» PROBLEM DETAILS: Print out the material that follows word for word.
Start of RAW DATA
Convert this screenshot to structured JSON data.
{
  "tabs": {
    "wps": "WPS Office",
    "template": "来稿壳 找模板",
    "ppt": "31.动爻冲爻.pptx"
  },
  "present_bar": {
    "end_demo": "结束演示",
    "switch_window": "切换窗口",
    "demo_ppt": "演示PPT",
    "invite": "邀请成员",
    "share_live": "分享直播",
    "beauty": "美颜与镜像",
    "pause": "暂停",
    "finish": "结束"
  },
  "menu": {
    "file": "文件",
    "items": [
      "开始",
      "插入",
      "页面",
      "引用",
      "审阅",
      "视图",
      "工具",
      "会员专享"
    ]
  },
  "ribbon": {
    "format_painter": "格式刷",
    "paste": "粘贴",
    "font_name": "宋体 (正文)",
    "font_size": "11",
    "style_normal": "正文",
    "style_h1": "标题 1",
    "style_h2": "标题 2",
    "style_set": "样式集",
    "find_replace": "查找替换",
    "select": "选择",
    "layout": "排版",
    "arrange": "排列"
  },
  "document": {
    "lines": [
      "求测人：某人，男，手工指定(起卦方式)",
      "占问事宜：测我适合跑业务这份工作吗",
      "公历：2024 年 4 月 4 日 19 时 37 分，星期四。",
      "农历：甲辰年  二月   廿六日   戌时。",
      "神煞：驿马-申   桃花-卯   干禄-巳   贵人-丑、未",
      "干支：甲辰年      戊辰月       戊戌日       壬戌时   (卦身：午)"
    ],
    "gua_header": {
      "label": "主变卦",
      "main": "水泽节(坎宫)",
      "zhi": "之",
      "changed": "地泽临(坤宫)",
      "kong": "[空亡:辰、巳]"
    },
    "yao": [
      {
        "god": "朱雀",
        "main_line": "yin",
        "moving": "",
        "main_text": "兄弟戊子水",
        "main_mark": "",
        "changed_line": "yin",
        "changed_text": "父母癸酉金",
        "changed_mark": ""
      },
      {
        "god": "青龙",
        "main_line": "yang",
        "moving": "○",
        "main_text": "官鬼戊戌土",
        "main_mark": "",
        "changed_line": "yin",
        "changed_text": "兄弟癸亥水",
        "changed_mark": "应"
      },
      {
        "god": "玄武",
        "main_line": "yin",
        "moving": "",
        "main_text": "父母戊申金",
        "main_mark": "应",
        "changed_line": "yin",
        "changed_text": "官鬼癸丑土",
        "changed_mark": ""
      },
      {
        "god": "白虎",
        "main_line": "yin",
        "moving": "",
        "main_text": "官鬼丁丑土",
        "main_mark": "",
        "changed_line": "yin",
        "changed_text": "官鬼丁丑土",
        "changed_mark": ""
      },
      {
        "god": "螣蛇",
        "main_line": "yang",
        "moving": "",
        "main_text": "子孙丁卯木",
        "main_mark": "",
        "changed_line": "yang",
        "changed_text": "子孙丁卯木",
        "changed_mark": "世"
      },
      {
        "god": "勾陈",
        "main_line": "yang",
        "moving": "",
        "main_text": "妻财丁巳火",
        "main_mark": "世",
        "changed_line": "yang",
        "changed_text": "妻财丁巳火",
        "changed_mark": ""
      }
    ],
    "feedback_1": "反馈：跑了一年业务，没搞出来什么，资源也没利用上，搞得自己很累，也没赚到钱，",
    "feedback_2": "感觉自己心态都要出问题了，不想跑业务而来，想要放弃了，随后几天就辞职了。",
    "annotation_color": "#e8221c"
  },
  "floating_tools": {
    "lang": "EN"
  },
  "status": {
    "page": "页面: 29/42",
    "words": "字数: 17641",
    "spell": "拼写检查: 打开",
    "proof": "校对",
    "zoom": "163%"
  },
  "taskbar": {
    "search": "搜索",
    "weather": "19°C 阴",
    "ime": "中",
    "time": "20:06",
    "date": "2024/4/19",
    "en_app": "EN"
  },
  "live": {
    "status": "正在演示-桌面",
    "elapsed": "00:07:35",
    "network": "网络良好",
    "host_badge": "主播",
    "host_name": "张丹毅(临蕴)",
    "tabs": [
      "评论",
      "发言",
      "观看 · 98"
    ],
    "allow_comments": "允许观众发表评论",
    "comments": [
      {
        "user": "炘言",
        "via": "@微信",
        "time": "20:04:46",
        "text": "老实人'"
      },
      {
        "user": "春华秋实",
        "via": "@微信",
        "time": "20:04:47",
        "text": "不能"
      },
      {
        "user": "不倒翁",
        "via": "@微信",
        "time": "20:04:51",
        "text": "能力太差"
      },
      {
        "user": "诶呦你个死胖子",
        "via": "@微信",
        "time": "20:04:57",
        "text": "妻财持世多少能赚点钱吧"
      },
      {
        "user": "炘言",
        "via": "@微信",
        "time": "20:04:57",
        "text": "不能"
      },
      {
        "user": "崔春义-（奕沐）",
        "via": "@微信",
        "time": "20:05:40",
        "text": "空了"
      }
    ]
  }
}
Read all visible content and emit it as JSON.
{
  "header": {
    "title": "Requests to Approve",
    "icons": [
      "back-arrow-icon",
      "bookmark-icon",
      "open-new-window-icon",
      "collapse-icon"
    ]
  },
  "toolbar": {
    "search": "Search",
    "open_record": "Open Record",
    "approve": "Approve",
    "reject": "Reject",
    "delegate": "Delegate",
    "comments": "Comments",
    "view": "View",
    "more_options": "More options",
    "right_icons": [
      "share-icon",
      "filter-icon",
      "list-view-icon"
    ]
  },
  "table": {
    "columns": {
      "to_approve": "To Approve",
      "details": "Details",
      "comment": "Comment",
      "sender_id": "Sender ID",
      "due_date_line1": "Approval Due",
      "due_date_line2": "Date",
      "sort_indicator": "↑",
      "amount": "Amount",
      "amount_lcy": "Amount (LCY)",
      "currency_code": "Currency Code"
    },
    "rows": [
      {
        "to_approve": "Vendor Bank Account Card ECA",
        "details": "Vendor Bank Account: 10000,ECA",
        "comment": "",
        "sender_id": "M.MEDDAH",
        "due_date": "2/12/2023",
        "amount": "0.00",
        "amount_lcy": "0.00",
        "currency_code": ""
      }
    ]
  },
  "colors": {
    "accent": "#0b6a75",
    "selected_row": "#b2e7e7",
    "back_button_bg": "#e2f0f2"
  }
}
End of RAW DATA
» SOLVED PROBLEM:
Convert this screenshot to structured JSON data.
{
  "tabs": {
    "wps": "WPS Office",
    "template": "来稿壳 找模板",
    "ppt": "31.动爻冲爻.pptx"
  },
  "present_bar": {
    "end_demo": "结束演示",
    "switch_window": "切换窗口",
    "demo_ppt": "演示PPT",
    "invite": "邀请成员",
    "share_live": "分享直播",
    "beauty": "美颜与镜像",
    "pause": "暂停",
    "finish": "结束"
  },
  "menu": {
    "file": "文件",
    "items": [
      "开始",
      "插入",
      "页面",
      "引用",
      "审阅",
      "视图",
      "工具",
      "会员专享"
    ]
  },
  "ribbon": {
    "format_painter": "格式刷",
    "paste": "粘贴",
    "font_name": "宋体 (正文)",
    "font_size": "11",
    "style_normal": "正文",
    "style_h1": "标题 1",
    "style_h2": "标题 2",
    "style_set": "样式集",
    "find_replace": "查找替换",
    "select": "选择",
    "layout": "排版",
    "arrange": "排列"
  },
  "document": {
    "lines": [
      "求测人：某人，男，手工指定(起卦方式)",
      "占问事宜：测我适合跑业务这份工作吗",
      "公历：2024 年 4 月 4 日 19 时 37 分，星期四。",
      "农历：甲辰年  二月   廿六日   戌时。",
      "神煞：驿马-申   桃花-卯   干禄-巳   贵人-丑、未",
      "干支：甲辰年      戊辰月       戊戌日       壬戌时   (卦身：午)"
    ],
    "gua_header": {
      "label": "主变卦",
      "main": "水泽节(坎宫)",
      "zhi": "之",
      "changed": "地泽临(坤宫)",
      "kong": "[空亡:辰、巳]"
    },
    "yao": [
      {
        "god": "朱雀",
        "main_line": "yin",
        "moving": "",
        "main_text": "兄弟戊子水",
        "main_mark": "",
        "changed_line": "yin",
        "changed_text": "父母癸酉金",
        "changed_mark": ""
      },
      {
        "god": "青龙",
        "main_line": "yang",
        "moving": "○",
        "main_text": "官鬼戊戌土",
        "main_mark": "",
        "changed_line": "yin",
        "changed_text": "兄弟癸亥水",
        "changed_mark": "应"
      },
      {
        "god": "玄武",
        "main_line": "yin",
        "moving": "",
        "main_text": "父母戊申金",
        "main_mark": "应",
        "changed_line": "yin",
        "changed_text": "官鬼癸丑土",
        "changed_mark": ""
      },
      {
        "god": "白虎",
        "main_line": "yin",
        "moving": "",
        "main_text": "官鬼丁丑土",
        "main_mark": "",
        "changed_line": "yin",
        "changed_text": "官鬼丁丑土",
        "changed_mark": ""
      },
      {
        "god": "螣蛇",
        "main_line": "yang",
        "moving": "",
        "main_text": "子孙丁卯木",
        "main_mark": "",
        "changed_line": "yang",
        "changed_text": "子孙丁卯木",
        "changed_mark": "世"
      },
      {
        "god": "勾陈",
        "main_line": "yang",
        "moving": "",
        "main_text": "妻财丁巳火",
        "main_mark": "世",
        "changed_line": "yang",
        "changed_text": "妻财丁巳火",
        "changed_mark": ""
      }
    ],
    "feedback_1": "反馈：跑了一年业务，没搞出来什么，资源也没利用上，搞得自己很累，也没赚到钱，",
    "feedback_2": "感觉自己心态都要出问题了，不想跑业务而来，想要放弃了，随后几天就辞职了。",
    "annotation_color": "#e8221c"
  },
  "floating_tools": {
    "lang": "EN"
  },
  "status": {
    "page": "页面: 29/42",
    "words": "字数: 17641",
    "spell": "拼写检查: 打开",
    "proof": "校对",
    "zoom": "163%"
  },
  "taskbar": {
    "search": "搜索",
    "weather": "19°C 阴",
    "ime": "中",
    "time": "20:06",
    "date": "2024/4/19",
    "en_app": "EN"
  },
  "live": {
    "status": "正在演示-桌面",
    "elapsed": "00:07:35",
    "network": "网络良好",
    "host_badge": "主播",
    "host_name": "张丹毅(临蕴)",
    "tabs": [
      "评论",
      "发言",
      "观看 · 98"
    ],
    "allow_comments": "允许观众发表评论",
    "comments": [
      {
        "user": "炘言",
        "via": "@微信",
        "time": "20:04:46",
        "text": "老实人'"
      },
      {
        "user": "春华秋实",
        "via": "@微信",
        "time": "20:04:47",
        "text": "不能"
      },
      {
        "user": "不倒翁",
        "via": "@微信",
        "time": "20:04:51",
        "text": "能力太差"
      },
      {
        "user": "诶呦你个死胖子",
        "via": "@微信",
        "time": "20:04:57",
        "text": "妻财持世多少能赚点钱吧"
      },
      {
        "user": "炘言",
        "via": "@微信",
        "time": "20:04:57",
        "text": "不能"
      },
      {
        "user": "崔春义-（奕沐）",
        "via": "@微信",
        "time": "20:05:40",
        "text": "空了"
      }
    ]
  }
}
Read all visible content and emit it as JSON.
{
  "header": {
    "title": "Requests to Approve",
    "icons": [
      "back-arrow-icon",
      "bookmark-icon",
      "open-new-window-icon",
      "collapse-icon"
    ]
  },
  "toolbar": {
    "search": "Search",
    "open_record": "Open Record",
    "approve": "Approve",
    "reject": "Reject",
    "delegate": "Delegate",
    "comments": "Comments",
    "view": "View",
    "more_options": "More options",
    "right_icons": [
      "share-icon",
      "filter-icon",
      "list-view-icon"
    ]
  },
  "table": {
    "columns": {
      "to_approve": "To Approve",
      "details": "Details",
      "comment": "Comment",
      "sender_id": "Sender ID",
      "due_date_line1": "Approval Due",
      "due_date_line2": "Date",
      "sort_indicator": "↑",
      "amount": "Amount",
      "amount_lcy": "Amount (LCY)",
      "currency_code": "Currency Code"
    },
    "rows": [
      {
        "to_approve": "Vendor Bank Account Card ECA",
        "details": "Vendor Bank Account: 10000,ECA",
        "comment": "",
        "sender_id": "M.MEDDAH",
        "due_date": "2/12/2023",
        "amount": "0.00",
        "amount_lcy": "0.00",
        "currency_code": ""
      }
    ]
  },
  "colors": {
    "accent": "#0b6a75",
    "selected_row": "#b2e7e7",
    "back_button_bg": "#e2f0f2"
  }
}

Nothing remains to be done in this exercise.